[Collection entries]
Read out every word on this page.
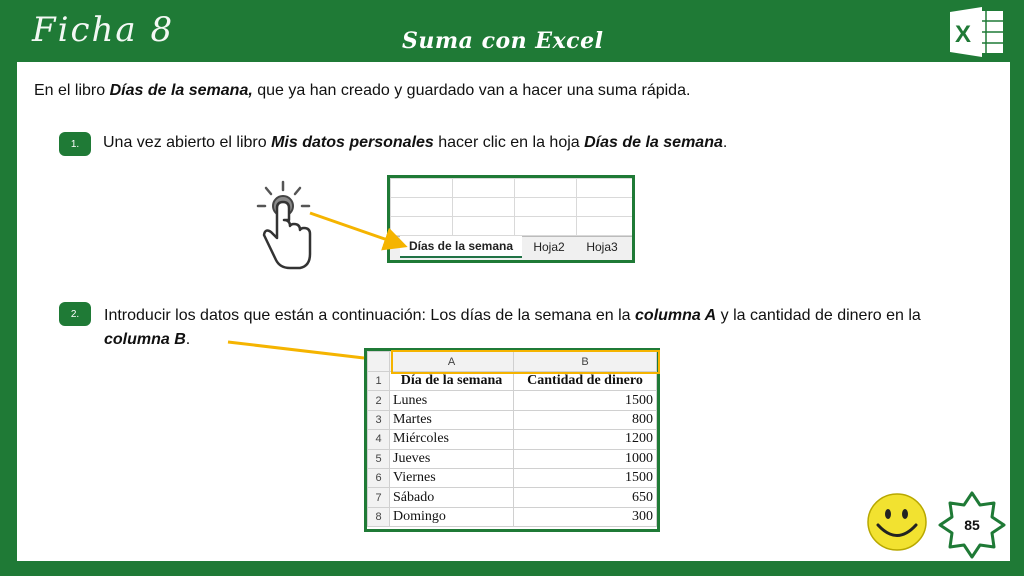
Ficha 8	Suma con Excel	X
En el libro Días de la semana, que ya han creado y guardado van a hacer una suma rápida.
1.	Una vez abierto el libro Mis datos personales hacer clic en la hoja Días de la semana.
Días de la semana	Hoja2	Hoja3
2.	Introducir los datos que están a continuación: Los días de la semana en la columna A y la cantidad de dinero en la columna B.
	A	B
1	Día de la semana	Cantidad de dinero
2	Lunes	1500
3	Martes	800
4	Miércoles	1200
5	Jueves	1000
6	Viernes	1500
7	Sábado	650
8	Domingo	300
85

▸ **DIRECTIVE**:
Omit any images, then output the listing exactly.

▸ **SOLUTION FOR THIS TASK**:
Read out every word on this page.
Ficha 8	Suma con Excel	X
En el libro Días de la semana, que ya han creado y guardado van a hacer una suma rápida.
1.	Una vez abierto el libro Mis datos personales hacer clic en la hoja Días de la semana.
Días de la semana	Hoja2	Hoja3
2.	Introducir los datos que están a continuación: Los días de la semana en la columna A y la cantidad de dinero en la columna B.
	A	B
1	Día de la semana	Cantidad de dinero
2	Lunes	1500
3	Martes	800
4	Miércoles	1200
5	Jueves	1000
6	Viernes	1500
7	Sábado	650
8	Domingo	300
85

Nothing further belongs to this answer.